--- START Extracted information ---

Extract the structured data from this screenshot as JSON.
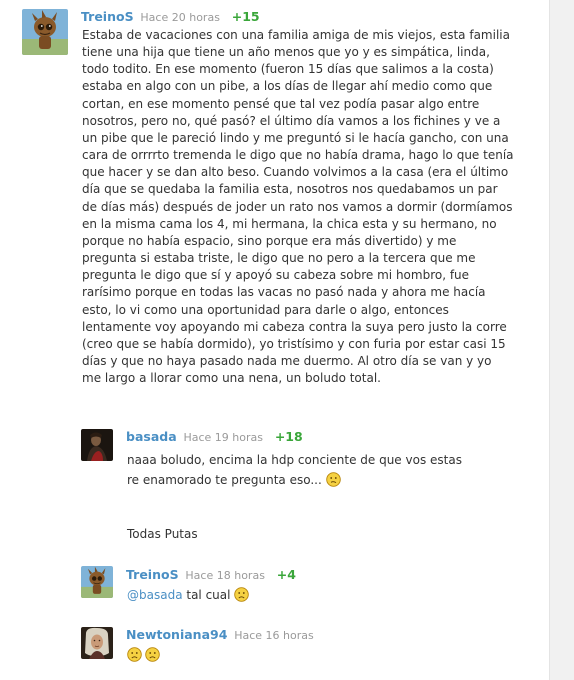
{
  "comments": [
    {
      "user": "TreinoS",
      "time": "Hace 20 horas",
      "score": "+15",
      "avatar": "groot-avatar",
      "body": "Estaba de vacaciones con una familia amiga de mis viejos, esta familia tiene una hija que tiene un año menos que yo y es simpática, linda, todo todito. En ese momento (fueron 15 días que salimos a la costa) estaba en algo con un pibe, a los días de llegar ahí medio como que cortan, en ese momento pensé que tal vez podía pasar algo entre nosotros, pero no, qué pasó? el último día vamos a los fichines y ve a un pibe que le pareció lindo y me preguntó si le hacía gancho, con una cara de orrrrto tremenda le digo que no había drama, hago lo que tenía que hacer y se dan alto beso. Cuando volvimos a la casa (era el último día que se quedaba la familia esta, nosotros nos quedabamos un par de días más) después de joder un rato nos vamos a dormir (dormíamos en la misma cama los 4, mi hermana, la chica esta y su hermano, no porque no había espacio, sino porque era más divertido) y me pregunta si estaba triste, le digo que no pero a la tercera que me pregunta le digo que sí y apoyó su cabeza sobre mi hombro, fue rarísimo porque en todas las vacas no pasó nada y ahora me hacía esto, lo vi como una oportunidad para darle o algo, entonces lentamente voy apoyando mi cabeza contra la suya pero justo la corre (creo que se había dormido), yo tristísimo y con furia por estar casi 15 días y que no haya pasado nada me duermo. Al otro día se van y yo me largo a llorar como una nena, un boludo total."
    },
    {
      "user": "basada",
      "time": "Hace 19 horas",
      "score": "+18",
      "avatar": "painting-avatar",
      "body_line1": "naaa boludo, encima la hdp conciente de que vos estas re enamorado te pregunta eso...",
      "body_line2": "Todas Putas",
      "emoji": "confused-emoji"
    },
    {
      "user": "TreinoS",
      "time": "Hace 18 horas",
      "score": "+4",
      "avatar": "groot-avatar",
      "mention": "@basada",
      "body": "tal cual",
      "emoji": "sad-emoji"
    },
    {
      "user": "Newtoniana94",
      "time": "Hace 16 horas",
      "avatar": "newton-portrait-avatar",
      "emojis": [
        "sad-emoji",
        "sad-emoji"
      ]
    }
  ],
  "colors": {
    "username": "#4a8fc4",
    "timestamp": "#9a9a9a",
    "score": "#3aa63a",
    "text": "#333333",
    "emoji_fill": "#f5d142",
    "emoji_stroke": "#b8860b"
  }
}
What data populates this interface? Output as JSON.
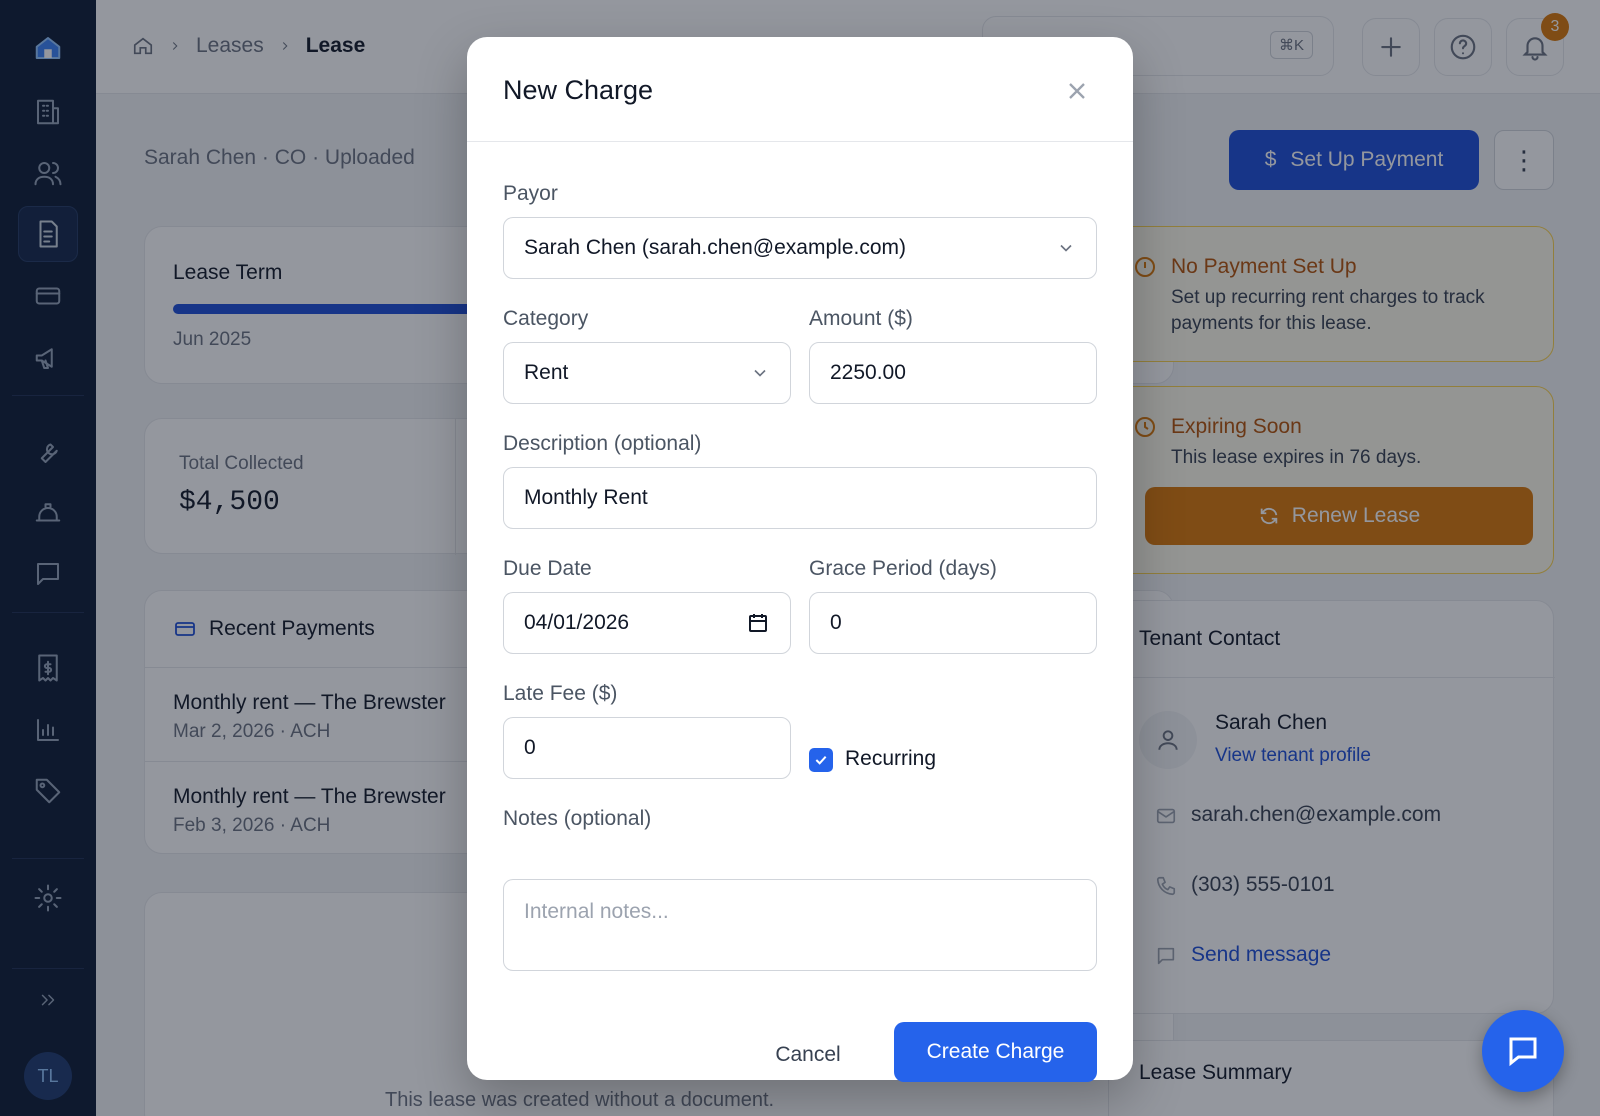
{
  "breadcrumbs": {
    "leases": "Leases",
    "current": "Lease"
  },
  "search": {
    "shortcut": "⌘K"
  },
  "notifications": {
    "count": "3"
  },
  "user": {
    "initials": "TL"
  },
  "page": {
    "subtitle": "Sarah Chen · CO · Uploaded"
  },
  "actions": {
    "setup_payment": "Set Up Payment",
    "more": "⋮"
  },
  "lease_term": {
    "title": "Lease Term",
    "start": "Jun 2025"
  },
  "stats": {
    "total_collected_label": "Total Collected",
    "total_collected_value": "$4,500"
  },
  "recent_payments": {
    "title": "Recent Payments",
    "items": [
      {
        "title": "Monthly rent — The Brewster",
        "date": "Mar 2, 2026",
        "method": "ACH"
      },
      {
        "title": "Monthly rent — The Brewster",
        "date": "Feb 3, 2026",
        "method": "ACH"
      }
    ]
  },
  "document_note": "This lease was created without a document.",
  "alerts": {
    "no_payment": {
      "title": "No Payment Set Up",
      "body_line1": "Set up recurring rent charges to track",
      "body_line2": "payments for this lease."
    },
    "expiring": {
      "title": "Expiring Soon",
      "body": "This lease expires in 76 days.",
      "button": "Renew Lease"
    }
  },
  "tenant_contact": {
    "title": "Tenant Contact",
    "name": "Sarah Chen",
    "profile_link": "View tenant profile",
    "email": "sarah.chen@example.com",
    "phone": "(303) 555-0101",
    "message_link": "Send message"
  },
  "lease_summary": {
    "title": "Lease Summary"
  },
  "modal": {
    "title": "New Charge",
    "payor_label": "Payor",
    "payor_value": "Sarah Chen (sarah.chen@example.com)",
    "category_label": "Category",
    "category_value": "Rent",
    "amount_label": "Amount ($)",
    "amount_value": "2250.00",
    "description_label": "Description (optional)",
    "description_value": "Monthly Rent",
    "due_date_label": "Due Date",
    "due_date_value": "04/01/2026",
    "grace_label": "Grace Period (days)",
    "grace_value": "0",
    "late_fee_label": "Late Fee ($)",
    "late_fee_value": "0",
    "recurring_label": "Recurring",
    "recurring_checked": true,
    "notes_label": "Notes (optional)",
    "notes_placeholder": "Internal notes...",
    "cancel": "Cancel",
    "create": "Create Charge"
  },
  "colors": {
    "primary": "#2563eb",
    "sidebar": "#0c1a33",
    "warning": "#d97706"
  }
}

--- END Extracted information ---

* Short exercise
Every line of the data should be copied as it stands, without the images.

* Answer to this task
Extract the structured data from this screenshot as JSON.
{
  "comments": [
    {
      "user": "TreinoS",
      "time": "Hace 20 horas",
      "score": "+15",
      "avatar": "groot-avatar",
      "body": "Estaba de vacaciones con una familia amiga de mis viejos, esta familia tiene una hija que tiene un año menos que yo y es simpática, linda, todo todito. En ese momento (fueron 15 días que salimos a la costa) estaba en algo con un pibe, a los días de llegar ahí medio como que cortan, en ese momento pensé que tal vez podía pasar algo entre nosotros, pero no, qué pasó? el último día vamos a los fichines y ve a un pibe que le pareció lindo y me preguntó si le hacía gancho, con una cara de orrrrto tremenda le digo que no había drama, hago lo que tenía que hacer y se dan alto beso. Cuando volvimos a la casa (era el último día que se quedaba la familia esta, nosotros nos quedabamos un par de días más) después de joder un rato nos vamos a dormir (dormíamos en la misma cama los 4, mi hermana, la chica esta y su hermano, no porque no había espacio, sino porque era más divertido) y me pregunta si estaba triste, le digo que no pero a la tercera que me pregunta le digo que sí y apoyó su cabeza sobre mi hombro, fue rarísimo porque en todas las vacas no pasó nada y ahora me hacía esto, lo vi como una oportunidad para darle o algo, entonces lentamente voy apoyando mi cabeza contra la suya pero justo la corre (creo que se había dormido), yo tristísimo y con furia por estar casi 15 días y que no haya pasado nada me duermo. Al otro día se van y yo me largo a llorar como una nena, un boludo total."
    },
    {
      "user": "basada",
      "time": "Hace 19 horas",
      "score": "+18",
      "avatar": "painting-avatar",
      "body_line1": "naaa boludo, encima la hdp conciente de que vos estas re enamorado te pregunta eso...",
      "body_line2": "Todas Putas",
      "emoji": "confused-emoji"
    },
    {
      "user": "TreinoS",
      "time": "Hace 18 horas",
      "score": "+4",
      "avatar": "groot-avatar",
      "mention": "@basada",
      "body": "tal cual",
      "emoji": "sad-emoji"
    },
    {
      "user": "Newtoniana94",
      "time": "Hace 16 horas",
      "avatar": "newton-portrait-avatar",
      "emojis": [
        "sad-emoji",
        "sad-emoji"
      ]
    }
  ],
  "colors": {
    "username": "#4a8fc4",
    "timestamp": "#9a9a9a",
    "score": "#3aa63a",
    "text": "#333333",
    "emoji_fill": "#f5d142",
    "emoji_stroke": "#b8860b"
  }
}
What data populates this interface? Output as JSON.
{
  "breadcrumbs": {
    "leases": "Leases",
    "current": "Lease"
  },
  "search": {
    "shortcut": "⌘K"
  },
  "notifications": {
    "count": "3"
  },
  "user": {
    "initials": "TL"
  },
  "page": {
    "subtitle": "Sarah Chen · CO · Uploaded"
  },
  "actions": {
    "setup_payment": "Set Up Payment",
    "more": "⋮"
  },
  "lease_term": {
    "title": "Lease Term",
    "start": "Jun 2025"
  },
  "stats": {
    "total_collected_label": "Total Collected",
    "total_collected_value": "$4,500"
  },
  "recent_payments": {
    "title": "Recent Payments",
    "items": [
      {
        "title": "Monthly rent — The Brewster",
        "date": "Mar 2, 2026",
        "method": "ACH"
      },
      {
        "title": "Monthly rent — The Brewster",
        "date": "Feb 3, 2026",
        "method": "ACH"
      }
    ]
  },
  "document_note": "This lease was created without a document.",
  "alerts": {
    "no_payment": {
      "title": "No Payment Set Up",
      "body_line1": "Set up recurring rent charges to track",
      "body_line2": "payments for this lease."
    },
    "expiring": {
      "title": "Expiring Soon",
      "body": "This lease expires in 76 days.",
      "button": "Renew Lease"
    }
  },
  "tenant_contact": {
    "title": "Tenant Contact",
    "name": "Sarah Chen",
    "profile_link": "View tenant profile",
    "email": "sarah.chen@example.com",
    "phone": "(303) 555-0101",
    "message_link": "Send message"
  },
  "lease_summary": {
    "title": "Lease Summary"
  },
  "modal": {
    "title": "New Charge",
    "payor_label": "Payor",
    "payor_value": "Sarah Chen (sarah.chen@example.com)",
    "category_label": "Category",
    "category_value": "Rent",
    "amount_label": "Amount ($)",
    "amount_value": "2250.00",
    "description_label": "Description (optional)",
    "description_value": "Monthly Rent",
    "due_date_label": "Due Date",
    "due_date_value": "04/01/2026",
    "grace_label": "Grace Period (days)",
    "grace_value": "0",
    "late_fee_label": "Late Fee ($)",
    "late_fee_value": "0",
    "recurring_label": "Recurring",
    "recurring_checked": true,
    "notes_label": "Notes (optional)",
    "notes_placeholder": "Internal notes...",
    "cancel": "Cancel",
    "create": "Create Charge"
  },
  "colors": {
    "primary": "#2563eb",
    "sidebar": "#0c1a33",
    "warning": "#d97706"
  }
}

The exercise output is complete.